Pull each line holding "奇迹队和" out of the entries below.

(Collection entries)
******

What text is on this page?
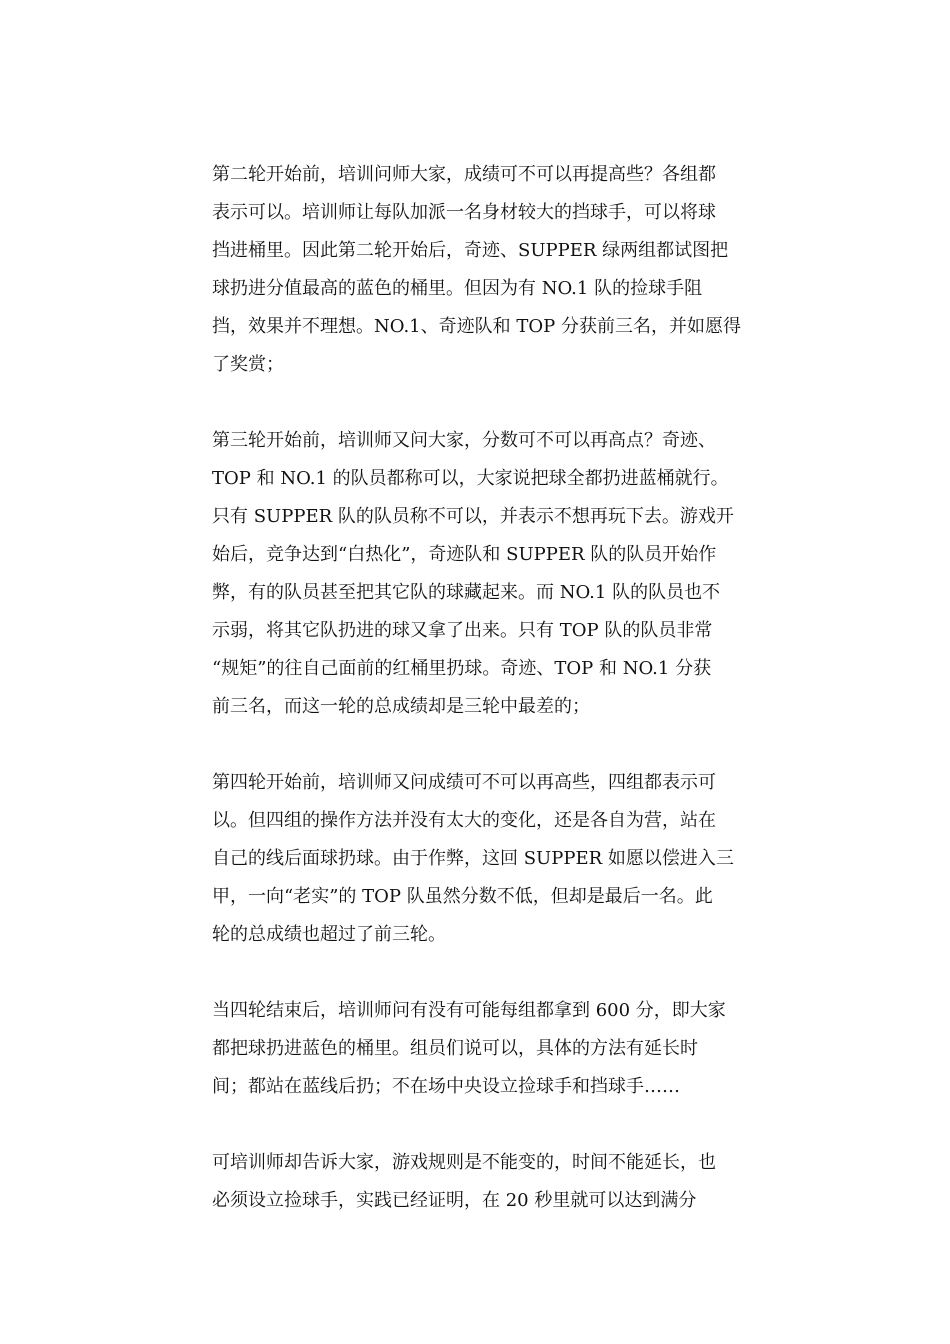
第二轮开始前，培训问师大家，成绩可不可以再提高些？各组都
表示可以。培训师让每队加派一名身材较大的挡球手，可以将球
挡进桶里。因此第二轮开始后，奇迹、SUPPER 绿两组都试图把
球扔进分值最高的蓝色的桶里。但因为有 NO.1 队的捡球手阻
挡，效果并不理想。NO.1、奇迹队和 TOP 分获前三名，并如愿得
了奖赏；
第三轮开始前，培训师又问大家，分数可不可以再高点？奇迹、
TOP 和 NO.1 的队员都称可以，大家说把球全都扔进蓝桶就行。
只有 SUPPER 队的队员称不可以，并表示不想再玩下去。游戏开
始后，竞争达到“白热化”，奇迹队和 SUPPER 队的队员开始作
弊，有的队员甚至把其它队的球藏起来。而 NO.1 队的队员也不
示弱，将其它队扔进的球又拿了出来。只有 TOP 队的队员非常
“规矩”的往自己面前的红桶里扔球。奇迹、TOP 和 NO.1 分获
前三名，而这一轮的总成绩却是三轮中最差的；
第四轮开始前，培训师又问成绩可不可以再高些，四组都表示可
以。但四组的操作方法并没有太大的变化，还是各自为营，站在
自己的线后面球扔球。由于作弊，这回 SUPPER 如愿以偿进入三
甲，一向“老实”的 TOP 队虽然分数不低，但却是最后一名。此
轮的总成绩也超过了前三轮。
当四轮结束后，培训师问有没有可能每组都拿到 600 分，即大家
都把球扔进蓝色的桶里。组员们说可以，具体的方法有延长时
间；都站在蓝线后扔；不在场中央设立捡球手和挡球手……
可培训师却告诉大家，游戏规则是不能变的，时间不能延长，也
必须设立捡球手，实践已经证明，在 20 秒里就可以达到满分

******

Result for this exercise
挡，效果并不理想。NO.1、奇迹队和 TOP 分获前三名，并如愿得
始后，竞争达到“白热化”，奇迹队和 SUPPER 队的队员开始作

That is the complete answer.